**Activities**
1. According to the article on Steve Ballmer's CES keynote, how many Kinect kits has Microsoft sold?
2. Extend the article on Steve Ballmer's CES keynote beyond its last sentence.

**Passage**
______________________________
Microsoft CEO Steve Ballmer delivered a somnolescent and nearly news-free keynote presentation on the eve of the Consumer Electronics Show here, laying out his company’s strategy for home entertainment, mobile content, PCs and tablets.
“Whatever device you use, now or in the future, Windows will be there,” Ballmer said.
For home entertainment, that means games, video and music delivered via Xbox 360 and its hit wireless, touchless controller, Kinect. Microsoft has sold 8 million Kinect kits since it was first released two months ago.
In one of the keynote’s few bits of original news, Microsoft announced that Xbox 360 users would soon be able to use Kinect to control Netflix via gestures and voice. In addition, Hulu Plus will be coming to Xbox 360 this spring, also with Kinect support.

The Xbox avatar of Steve Ballmer delivers the news about Kinect’s improved facial expression feature, avatarKinect. Photo: Jonathan Snyder/Wired.com
And Kinect now has enhanced face recognition, so it can identify smiles, eyebrow raises and other facial gestures, mapping those onto your Xbox avatar, which then moves and makes expressions in an odd, artificial mimicry of what your body is doing.
______________________________
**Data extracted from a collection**
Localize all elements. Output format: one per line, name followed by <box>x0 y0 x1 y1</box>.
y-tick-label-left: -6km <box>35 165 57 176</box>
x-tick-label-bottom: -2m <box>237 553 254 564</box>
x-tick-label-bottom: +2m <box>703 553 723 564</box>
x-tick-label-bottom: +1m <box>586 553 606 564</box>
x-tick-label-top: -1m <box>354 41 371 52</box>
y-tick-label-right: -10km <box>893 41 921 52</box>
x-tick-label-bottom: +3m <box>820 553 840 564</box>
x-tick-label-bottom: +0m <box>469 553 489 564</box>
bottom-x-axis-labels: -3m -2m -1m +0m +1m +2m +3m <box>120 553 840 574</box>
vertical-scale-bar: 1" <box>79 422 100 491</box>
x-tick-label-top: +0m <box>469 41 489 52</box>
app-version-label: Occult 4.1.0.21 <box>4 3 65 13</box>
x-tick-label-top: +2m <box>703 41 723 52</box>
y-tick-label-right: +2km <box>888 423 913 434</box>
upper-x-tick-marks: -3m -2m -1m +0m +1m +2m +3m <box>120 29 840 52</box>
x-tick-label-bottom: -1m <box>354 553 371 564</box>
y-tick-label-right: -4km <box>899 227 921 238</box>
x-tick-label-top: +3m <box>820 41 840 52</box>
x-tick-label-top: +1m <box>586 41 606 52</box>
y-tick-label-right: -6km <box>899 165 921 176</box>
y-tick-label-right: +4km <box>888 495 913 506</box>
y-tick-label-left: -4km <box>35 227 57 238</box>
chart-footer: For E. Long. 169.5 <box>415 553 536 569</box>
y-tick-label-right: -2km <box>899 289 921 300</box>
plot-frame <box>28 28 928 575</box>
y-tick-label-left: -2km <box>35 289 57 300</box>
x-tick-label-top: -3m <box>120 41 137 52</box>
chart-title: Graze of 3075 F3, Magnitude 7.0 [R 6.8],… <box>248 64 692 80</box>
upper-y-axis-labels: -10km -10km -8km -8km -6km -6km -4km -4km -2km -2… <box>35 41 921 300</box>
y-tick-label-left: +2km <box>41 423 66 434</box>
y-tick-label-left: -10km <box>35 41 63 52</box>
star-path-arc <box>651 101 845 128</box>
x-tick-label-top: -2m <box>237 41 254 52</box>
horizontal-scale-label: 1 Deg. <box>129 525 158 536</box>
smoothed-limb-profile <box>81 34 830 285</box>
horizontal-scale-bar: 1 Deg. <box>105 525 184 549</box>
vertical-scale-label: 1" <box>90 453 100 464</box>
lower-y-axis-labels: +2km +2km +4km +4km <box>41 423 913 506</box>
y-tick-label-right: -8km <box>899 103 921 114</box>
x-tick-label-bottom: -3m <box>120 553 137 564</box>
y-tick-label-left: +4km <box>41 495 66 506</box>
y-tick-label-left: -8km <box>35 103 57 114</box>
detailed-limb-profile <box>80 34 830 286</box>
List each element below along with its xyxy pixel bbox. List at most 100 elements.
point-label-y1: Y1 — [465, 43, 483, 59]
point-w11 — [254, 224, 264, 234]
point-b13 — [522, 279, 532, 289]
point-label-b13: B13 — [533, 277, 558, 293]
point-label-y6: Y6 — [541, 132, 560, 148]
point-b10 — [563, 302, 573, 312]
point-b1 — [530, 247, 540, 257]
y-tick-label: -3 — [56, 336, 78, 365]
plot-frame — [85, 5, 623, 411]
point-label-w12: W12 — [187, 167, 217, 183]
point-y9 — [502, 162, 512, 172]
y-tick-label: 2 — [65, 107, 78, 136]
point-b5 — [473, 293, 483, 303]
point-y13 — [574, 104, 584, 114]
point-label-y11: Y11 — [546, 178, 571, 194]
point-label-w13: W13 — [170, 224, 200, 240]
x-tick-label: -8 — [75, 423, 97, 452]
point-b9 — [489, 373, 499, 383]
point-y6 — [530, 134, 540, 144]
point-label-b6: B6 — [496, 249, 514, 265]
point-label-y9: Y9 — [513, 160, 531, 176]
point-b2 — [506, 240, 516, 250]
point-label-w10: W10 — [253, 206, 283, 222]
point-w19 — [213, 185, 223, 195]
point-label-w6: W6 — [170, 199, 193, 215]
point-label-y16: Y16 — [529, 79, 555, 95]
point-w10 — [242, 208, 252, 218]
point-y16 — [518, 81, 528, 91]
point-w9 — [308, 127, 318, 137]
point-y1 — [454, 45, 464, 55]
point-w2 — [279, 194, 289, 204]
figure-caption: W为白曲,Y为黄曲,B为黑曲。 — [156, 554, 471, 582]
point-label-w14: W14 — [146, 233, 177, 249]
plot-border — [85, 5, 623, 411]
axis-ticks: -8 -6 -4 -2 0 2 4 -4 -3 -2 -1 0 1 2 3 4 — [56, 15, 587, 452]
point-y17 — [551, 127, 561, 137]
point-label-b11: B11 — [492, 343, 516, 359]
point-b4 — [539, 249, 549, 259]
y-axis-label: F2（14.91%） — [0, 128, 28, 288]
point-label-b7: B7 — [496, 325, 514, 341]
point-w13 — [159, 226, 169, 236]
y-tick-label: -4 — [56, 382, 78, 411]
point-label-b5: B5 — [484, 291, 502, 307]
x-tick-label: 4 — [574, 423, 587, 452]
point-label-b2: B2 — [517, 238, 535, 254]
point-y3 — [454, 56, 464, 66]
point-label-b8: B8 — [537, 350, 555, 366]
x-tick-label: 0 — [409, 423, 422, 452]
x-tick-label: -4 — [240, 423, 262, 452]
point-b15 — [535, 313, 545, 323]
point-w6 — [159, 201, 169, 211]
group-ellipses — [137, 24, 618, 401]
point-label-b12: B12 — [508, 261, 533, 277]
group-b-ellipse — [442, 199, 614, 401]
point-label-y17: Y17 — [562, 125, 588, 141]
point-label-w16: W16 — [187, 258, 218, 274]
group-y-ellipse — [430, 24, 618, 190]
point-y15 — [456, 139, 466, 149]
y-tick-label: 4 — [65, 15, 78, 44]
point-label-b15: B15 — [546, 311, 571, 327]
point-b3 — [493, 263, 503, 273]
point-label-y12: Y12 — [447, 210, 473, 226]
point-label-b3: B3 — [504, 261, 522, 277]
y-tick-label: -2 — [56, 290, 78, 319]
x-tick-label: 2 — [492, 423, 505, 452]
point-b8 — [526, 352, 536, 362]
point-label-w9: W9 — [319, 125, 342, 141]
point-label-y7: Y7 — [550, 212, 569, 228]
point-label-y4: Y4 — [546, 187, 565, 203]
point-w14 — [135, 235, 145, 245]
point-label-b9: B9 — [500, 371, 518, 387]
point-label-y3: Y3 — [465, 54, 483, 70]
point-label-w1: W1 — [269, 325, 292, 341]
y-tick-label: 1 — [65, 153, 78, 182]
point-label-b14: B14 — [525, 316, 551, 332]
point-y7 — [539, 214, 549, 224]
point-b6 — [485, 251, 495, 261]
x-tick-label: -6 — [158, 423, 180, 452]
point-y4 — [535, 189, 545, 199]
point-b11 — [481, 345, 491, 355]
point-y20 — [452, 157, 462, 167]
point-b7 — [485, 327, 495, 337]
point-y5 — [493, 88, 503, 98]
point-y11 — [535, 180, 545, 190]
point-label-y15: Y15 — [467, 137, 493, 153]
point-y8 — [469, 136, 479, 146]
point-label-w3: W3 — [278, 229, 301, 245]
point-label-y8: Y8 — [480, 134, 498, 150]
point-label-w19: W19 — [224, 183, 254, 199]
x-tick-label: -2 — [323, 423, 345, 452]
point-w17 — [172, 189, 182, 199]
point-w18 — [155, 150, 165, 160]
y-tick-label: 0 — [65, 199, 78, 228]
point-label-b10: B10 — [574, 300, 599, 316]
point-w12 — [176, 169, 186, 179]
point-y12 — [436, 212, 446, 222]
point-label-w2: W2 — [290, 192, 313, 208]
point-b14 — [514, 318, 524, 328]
______________________________
**Numbered responses**
1. Microsoft has sold 8 million Kinect kits since Kinect was first released two months earlier.

2.
In one of the keynote’s more surreal moments, Ballmer’s avatar delivered the news about the new feature, called avatarKinect.
For smartphones, Microsoft is betting on Windows Phone 7. Ballmer reprised the company’s launch of the platform in late 2010, and announced that it would soon be adding cut-and-paste support to the mobile OS.
Ballmer also showed off a new version of Microsoft Surface, the company’s often-mocked multitouch-capable table. The new version uses infrared sensors instead of cameras, enabling it to be just 4 inches thick (thin enough to mount on a wall for kiosk use). Its “Pixel Sense” technology also detects visual information, not just touch, so it can “see” objects or writing material laid on top of it.
For everything else, however, Microsoft is counting on Windows 7 and its successors.
That means Windows will be the platform of choice for nearly all devices, from tiny slates to full-fledged PCs and even large kiosk devices like the Microsoft Surface.
To make good on that vision, Microsoft is developing versions of Windows that will run on the low-power ARM processors found in many smartphones and some tablets today.

Microsoft demonstrates a version of Windows running on a Qualcomm Snapdragon processor. Photo: Jonathan Snyder/Wired.com
Microsoft demonstrated Windows running on prototype systems built around chips from ARM manufacturers Qualcomm, Texas Instruments and Nvidia. (Nvidia’s Tegra 2 chip is used in two new dual-core smartphones from Motorola and LG.) The demos included such bread-and-butter Windows features as Internet Explorer, PowerPoint and network printing, all of which seemed impressively fast despite the low-power chips at the systems’ hearts.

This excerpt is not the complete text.